TASK DIRECTIONS
Copy all of the material below word for word, leaving out the pictures.

EXERCISE MATERIAL

----

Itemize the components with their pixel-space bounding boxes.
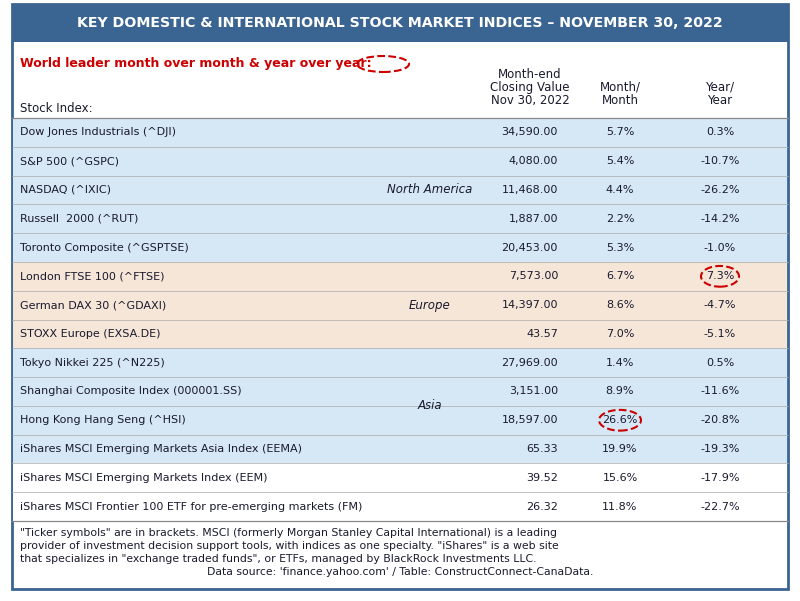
- Bar: [13, 377, 787, 406]
- Text: 65.33: 65.33: [526, 444, 558, 454]
- Text: iShares MSCI Emerging Markets Index (EEM): iShares MSCI Emerging Markets Index (EEM…: [20, 473, 267, 483]
- Bar: [13, 147, 787, 175]
- Text: 0.5%: 0.5%: [706, 358, 734, 368]
- Text: 11,468.00: 11,468.00: [502, 185, 558, 195]
- Text: World leader month over month & year over year:: World leader month over month & year ove…: [20, 58, 372, 70]
- Text: Month/: Month/: [599, 81, 641, 94]
- Bar: [13, 435, 787, 463]
- Text: 26.6%: 26.6%: [602, 415, 638, 426]
- Text: Tokyo Nikkei 225 (^N225): Tokyo Nikkei 225 (^N225): [20, 358, 165, 368]
- Text: 7,573.00: 7,573.00: [509, 271, 558, 281]
- Text: German DAX 30 (^GDAXI): German DAX 30 (^GDAXI): [20, 300, 166, 310]
- Text: S&P 500 (^GSPC): S&P 500 (^GSPC): [20, 156, 119, 166]
- Text: -11.6%: -11.6%: [700, 386, 740, 397]
- Text: iShares MSCI Emerging Markets Asia Index (EEMA): iShares MSCI Emerging Markets Asia Index…: [20, 444, 302, 454]
- Text: Dow Jones Industrials (^DJI): Dow Jones Industrials (^DJI): [20, 127, 176, 138]
- Text: -4.7%: -4.7%: [704, 300, 736, 310]
- Text: 7.0%: 7.0%: [606, 329, 634, 339]
- Text: 1,887.00: 1,887.00: [509, 214, 558, 224]
- Text: 19.9%: 19.9%: [602, 444, 638, 454]
- Text: 5.3%: 5.3%: [606, 243, 634, 252]
- Text: North America: North America: [387, 183, 473, 197]
- Text: Data source: 'finance.yahoo.com' / Table: ConstructConnect-CanaData.: Data source: 'finance.yahoo.com' / Table…: [207, 567, 593, 577]
- Bar: [13, 204, 787, 233]
- Bar: [13, 492, 787, 521]
- Text: 1.4%: 1.4%: [606, 358, 634, 368]
- Text: Year/: Year/: [706, 81, 734, 94]
- Text: 27,969.00: 27,969.00: [502, 358, 558, 368]
- Text: STOXX Europe (EXSA.DE): STOXX Europe (EXSA.DE): [20, 329, 161, 339]
- Text: 4.4%: 4.4%: [606, 185, 634, 195]
- Text: 8.6%: 8.6%: [606, 300, 634, 310]
- Text: Closing Value: Closing Value: [490, 81, 570, 94]
- Text: -14.2%: -14.2%: [700, 214, 740, 224]
- Text: 7.3%: 7.3%: [706, 271, 734, 281]
- Text: Russell  2000 (^RUT): Russell 2000 (^RUT): [20, 214, 138, 224]
- Text: 5.7%: 5.7%: [606, 127, 634, 138]
- Bar: [13, 262, 787, 291]
- Text: 0.3%: 0.3%: [706, 127, 734, 138]
- Text: NASDAQ (^IXIC): NASDAQ (^IXIC): [20, 185, 111, 195]
- Text: -1.0%: -1.0%: [704, 243, 736, 252]
- Text: Month-end: Month-end: [498, 68, 562, 81]
- Bar: [13, 291, 787, 320]
- Text: 34,590.00: 34,590.00: [502, 127, 558, 138]
- Text: 43.57: 43.57: [526, 329, 558, 339]
- Text: 2.2%: 2.2%: [606, 214, 634, 224]
- Text: "Ticker symbols" are in brackets. MSCI (formerly Morgan Stanley Capital Internat: "Ticker symbols" are in brackets. MSCI (…: [20, 528, 557, 538]
- Text: -26.2%: -26.2%: [700, 185, 740, 195]
- Text: 8.9%: 8.9%: [606, 386, 634, 397]
- Text: 4,080.00: 4,080.00: [509, 156, 558, 166]
- Text: provider of investment decision support tools, with indices as one specialty. "i: provider of investment decision support …: [20, 541, 558, 551]
- Text: Toronto Composite (^GSPTSE): Toronto Composite (^GSPTSE): [20, 243, 189, 252]
- Text: 20,453.00: 20,453.00: [502, 243, 558, 252]
- Text: Europe: Europe: [409, 299, 451, 311]
- Text: 14,397.00: 14,397.00: [502, 300, 558, 310]
- Text: 3,151.00: 3,151.00: [509, 386, 558, 397]
- Text: that specializes in "exchange traded funds", or ETFs, managed by BlackRock Inves: that specializes in "exchange traded fun…: [20, 554, 537, 564]
- Text: iShares MSCI Frontier 100 ETF for pre-emerging markets (FM): iShares MSCI Frontier 100 ETF for pre-em…: [20, 502, 362, 511]
- Text: Month: Month: [602, 94, 638, 107]
- Text: -5.1%: -5.1%: [704, 329, 736, 339]
- Text: -22.7%: -22.7%: [700, 502, 740, 511]
- Text: London FTSE 100 (^FTSE): London FTSE 100 (^FTSE): [20, 271, 165, 281]
- Bar: [13, 349, 787, 377]
- Text: 39.52: 39.52: [526, 473, 558, 483]
- Text: 26.32: 26.32: [526, 502, 558, 511]
- Text: KEY DOMESTIC & INTERNATIONAL STOCK MARKET INDICES – NOVEMBER 30, 2022: KEY DOMESTIC & INTERNATIONAL STOCK MARKE…: [77, 16, 723, 30]
- Bar: [13, 175, 787, 204]
- Text: 15.6%: 15.6%: [602, 473, 638, 483]
- Text: -17.9%: -17.9%: [700, 473, 740, 483]
- Text: Stock Index:: Stock Index:: [20, 102, 93, 115]
- Text: Year: Year: [707, 94, 733, 107]
- Text: Hong Kong Hang Seng (^HSI): Hong Kong Hang Seng (^HSI): [20, 415, 186, 426]
- Bar: [13, 463, 787, 492]
- Text: 5.4%: 5.4%: [606, 156, 634, 166]
- Text: -10.7%: -10.7%: [700, 156, 740, 166]
- Text: Shanghai Composite Index (000001.SS): Shanghai Composite Index (000001.SS): [20, 386, 242, 397]
- Bar: [13, 406, 787, 435]
- Bar: [13, 320, 787, 349]
- Text: Asia: Asia: [418, 399, 442, 412]
- Text: 18,597.00: 18,597.00: [502, 415, 558, 426]
- Bar: [13, 233, 787, 262]
- Text: 6.7%: 6.7%: [606, 271, 634, 281]
- Bar: [13, 118, 787, 147]
- Text: Nov 30, 2022: Nov 30, 2022: [490, 94, 570, 107]
- Text: 11.8%: 11.8%: [602, 502, 638, 511]
- Text: -19.3%: -19.3%: [700, 444, 740, 454]
- Bar: [12, 4, 788, 42]
- Text: -20.8%: -20.8%: [700, 415, 740, 426]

----

OUTPUT BELOW
Itemize the components with their pixel-space bounding boxes.
- Bar: [13, 377, 787, 406]
- Text: 65.33: 65.33: [526, 444, 558, 454]
- Text: iShares MSCI Emerging Markets Index (EEM): iShares MSCI Emerging Markets Index (EEM…: [20, 473, 267, 483]
- Bar: [13, 147, 787, 175]
- Text: 0.5%: 0.5%: [706, 358, 734, 368]
- Text: 11,468.00: 11,468.00: [502, 185, 558, 195]
- Text: World leader month over month & year over year:: World leader month over month & year ove…: [20, 58, 372, 70]
- Text: Month/: Month/: [599, 81, 641, 94]
- Bar: [13, 435, 787, 463]
- Text: 26.6%: 26.6%: [602, 415, 638, 426]
- Text: Tokyo Nikkei 225 (^N225): Tokyo Nikkei 225 (^N225): [20, 358, 165, 368]
- Text: 7,573.00: 7,573.00: [509, 271, 558, 281]
- Text: German DAX 30 (^GDAXI): German DAX 30 (^GDAXI): [20, 300, 166, 310]
- Text: S&P 500 (^GSPC): S&P 500 (^GSPC): [20, 156, 119, 166]
- Text: -11.6%: -11.6%: [700, 386, 740, 397]
- Text: iShares MSCI Emerging Markets Asia Index (EEMA): iShares MSCI Emerging Markets Asia Index…: [20, 444, 302, 454]
- Text: Dow Jones Industrials (^DJI): Dow Jones Industrials (^DJI): [20, 127, 176, 138]
- Text: -4.7%: -4.7%: [704, 300, 736, 310]
- Text: 7.0%: 7.0%: [606, 329, 634, 339]
- Text: 1,887.00: 1,887.00: [509, 214, 558, 224]
- Text: 19.9%: 19.9%: [602, 444, 638, 454]
- Text: 5.3%: 5.3%: [606, 243, 634, 252]
- Text: North America: North America: [387, 183, 473, 197]
- Text: Data source: 'finance.yahoo.com' / Table: ConstructConnect-CanaData.: Data source: 'finance.yahoo.com' / Table…: [207, 567, 593, 577]
- Bar: [13, 204, 787, 233]
- Bar: [13, 492, 787, 521]
- Text: 1.4%: 1.4%: [606, 358, 634, 368]
- Text: Year/: Year/: [706, 81, 734, 94]
- Text: 27,969.00: 27,969.00: [502, 358, 558, 368]
- Text: STOXX Europe (EXSA.DE): STOXX Europe (EXSA.DE): [20, 329, 161, 339]
- Text: 4.4%: 4.4%: [606, 185, 634, 195]
- Text: 8.6%: 8.6%: [606, 300, 634, 310]
- Text: Closing Value: Closing Value: [490, 81, 570, 94]
- Text: -14.2%: -14.2%: [700, 214, 740, 224]
- Text: 7.3%: 7.3%: [706, 271, 734, 281]
- Text: Russell  2000 (^RUT): Russell 2000 (^RUT): [20, 214, 138, 224]
- Text: 5.7%: 5.7%: [606, 127, 634, 138]
- Bar: [13, 262, 787, 291]
- Text: 0.3%: 0.3%: [706, 127, 734, 138]
- Text: NASDAQ (^IXIC): NASDAQ (^IXIC): [20, 185, 111, 195]
- Text: -1.0%: -1.0%: [704, 243, 736, 252]
- Text: Month-end: Month-end: [498, 68, 562, 81]
- Bar: [13, 291, 787, 320]
- Text: 34,590.00: 34,590.00: [502, 127, 558, 138]
- Text: 43.57: 43.57: [526, 329, 558, 339]
- Text: 2.2%: 2.2%: [606, 214, 634, 224]
- Text: "Ticker symbols" are in brackets. MSCI (formerly Morgan Stanley Capital Internat: "Ticker symbols" are in brackets. MSCI (…: [20, 528, 557, 538]
- Text: -26.2%: -26.2%: [700, 185, 740, 195]
- Text: 8.9%: 8.9%: [606, 386, 634, 397]
- Text: 4,080.00: 4,080.00: [509, 156, 558, 166]
- Text: provider of investment decision support tools, with indices as one specialty. "i: provider of investment decision support …: [20, 541, 558, 551]
- Text: Toronto Composite (^GSPTSE): Toronto Composite (^GSPTSE): [20, 243, 189, 252]
- Text: 20,453.00: 20,453.00: [502, 243, 558, 252]
- Text: Europe: Europe: [409, 299, 451, 311]
- Text: 14,397.00: 14,397.00: [502, 300, 558, 310]
- Text: 3,151.00: 3,151.00: [509, 386, 558, 397]
- Text: that specializes in "exchange traded funds", or ETFs, managed by BlackRock Inves: that specializes in "exchange traded fun…: [20, 554, 537, 564]
- Text: iShares MSCI Frontier 100 ETF for pre-emerging markets (FM): iShares MSCI Frontier 100 ETF for pre-em…: [20, 502, 362, 511]
- Text: Month: Month: [602, 94, 638, 107]
- Text: -5.1%: -5.1%: [704, 329, 736, 339]
- Text: -22.7%: -22.7%: [700, 502, 740, 511]
- Text: London FTSE 100 (^FTSE): London FTSE 100 (^FTSE): [20, 271, 165, 281]
- Bar: [13, 349, 787, 377]
- Text: 39.52: 39.52: [526, 473, 558, 483]
- Text: 26.32: 26.32: [526, 502, 558, 511]
- Text: KEY DOMESTIC & INTERNATIONAL STOCK MARKET INDICES – NOVEMBER 30, 2022: KEY DOMESTIC & INTERNATIONAL STOCK MARKE…: [77, 16, 723, 30]
- Bar: [13, 175, 787, 204]
- Text: 15.6%: 15.6%: [602, 473, 638, 483]
- Text: -17.9%: -17.9%: [700, 473, 740, 483]
- Text: Stock Index:: Stock Index:: [20, 102, 93, 115]
- Text: Year: Year: [707, 94, 733, 107]
- Text: Hong Kong Hang Seng (^HSI): Hong Kong Hang Seng (^HSI): [20, 415, 186, 426]
- Bar: [13, 463, 787, 492]
- Text: 5.4%: 5.4%: [606, 156, 634, 166]
- Text: -10.7%: -10.7%: [700, 156, 740, 166]
- Text: Shanghai Composite Index (000001.SS): Shanghai Composite Index (000001.SS): [20, 386, 242, 397]
- Bar: [13, 406, 787, 435]
- Bar: [13, 320, 787, 349]
- Text: Asia: Asia: [418, 399, 442, 412]
- Text: 18,597.00: 18,597.00: [502, 415, 558, 426]
- Bar: [13, 233, 787, 262]
- Text: 6.7%: 6.7%: [606, 271, 634, 281]
- Bar: [13, 118, 787, 147]
- Text: Nov 30, 2022: Nov 30, 2022: [490, 94, 570, 107]
- Text: 11.8%: 11.8%: [602, 502, 638, 511]
- Text: -19.3%: -19.3%: [700, 444, 740, 454]
- Bar: [12, 4, 788, 42]
- Text: -20.8%: -20.8%: [700, 415, 740, 426]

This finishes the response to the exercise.